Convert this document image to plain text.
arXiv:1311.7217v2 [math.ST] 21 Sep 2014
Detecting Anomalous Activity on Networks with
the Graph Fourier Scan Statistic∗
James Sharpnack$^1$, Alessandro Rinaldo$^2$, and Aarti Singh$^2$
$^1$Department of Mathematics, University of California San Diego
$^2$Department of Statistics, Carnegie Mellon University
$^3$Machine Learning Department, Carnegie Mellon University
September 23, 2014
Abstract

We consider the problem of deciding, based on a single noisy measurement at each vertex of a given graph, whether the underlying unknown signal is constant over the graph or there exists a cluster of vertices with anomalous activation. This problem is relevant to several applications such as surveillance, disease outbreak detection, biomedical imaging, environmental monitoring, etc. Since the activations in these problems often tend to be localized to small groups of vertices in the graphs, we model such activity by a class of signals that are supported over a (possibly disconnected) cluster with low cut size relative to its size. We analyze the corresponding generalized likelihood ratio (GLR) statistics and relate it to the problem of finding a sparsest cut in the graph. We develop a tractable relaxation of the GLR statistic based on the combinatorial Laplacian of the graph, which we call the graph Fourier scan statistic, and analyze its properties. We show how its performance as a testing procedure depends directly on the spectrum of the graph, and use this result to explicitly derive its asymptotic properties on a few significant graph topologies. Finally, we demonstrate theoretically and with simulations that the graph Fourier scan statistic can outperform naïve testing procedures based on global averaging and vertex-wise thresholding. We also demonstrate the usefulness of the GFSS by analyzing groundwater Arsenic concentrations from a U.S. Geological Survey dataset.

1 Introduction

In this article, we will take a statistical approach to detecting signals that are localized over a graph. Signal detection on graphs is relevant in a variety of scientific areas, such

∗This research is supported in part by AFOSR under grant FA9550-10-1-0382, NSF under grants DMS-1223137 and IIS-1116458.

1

________________________________________

Transcribe every entry exactly.

(Task solution):
Convert this document image to plain text.
arXiv:1311.7217v2 [math.ST] 21 Sep 2014
Detecting Anomalous Activity on Networks with
the Graph Fourier Scan Statistic∗
James Sharpnack$^1$, Alessandro Rinaldo$^2$, and Aarti Singh$^2$
$^1$Department of Mathematics, University of California San Diego
$^2$Department of Statistics, Carnegie Mellon University
$^3$Machine Learning Department, Carnegie Mellon University
September 23, 2014
Abstract

We consider the problem of deciding, based on a single noisy measurement at each vertex of a given graph, whether the underlying unknown signal is constant over the graph or there exists a cluster of vertices with anomalous activation. This problem is relevant to several applications such as surveillance, disease outbreak detection, biomedical imaging, environmental monitoring, etc. Since the activations in these problems often tend to be localized to small groups of vertices in the graphs, we model such activity by a class of signals that are supported over a (possibly disconnected) cluster with low cut size relative to its size. We analyze the corresponding generalized likelihood ratio (GLR) statistics and relate it to the problem of finding a sparsest cut in the graph. We develop a tractable relaxation of the GLR statistic based on the combinatorial Laplacian of the graph, which we call the graph Fourier scan statistic, and analyze its properties. We show how its performance as a testing procedure depends directly on the spectrum of the graph, and use this result to explicitly derive its asymptotic properties on a few significant graph topologies. Finally, we demonstrate theoretically and with simulations that the graph Fourier scan statistic can outperform naïve testing procedures based on global averaging and vertex-wise thresholding. We also demonstrate the usefulness of the GFSS by analyzing groundwater Arsenic concentrations from a U.S. Geological Survey dataset.

1 Introduction

In this article, we will take a statistical approach to detecting signals that are localized over a graph. Signal detection on graphs is relevant in a variety of scientific areas, such

∗This research is supported in part by AFOSR under grant FA9550-10-1-0382, NSF under grants DMS-1223137 and IIS-1116458.

1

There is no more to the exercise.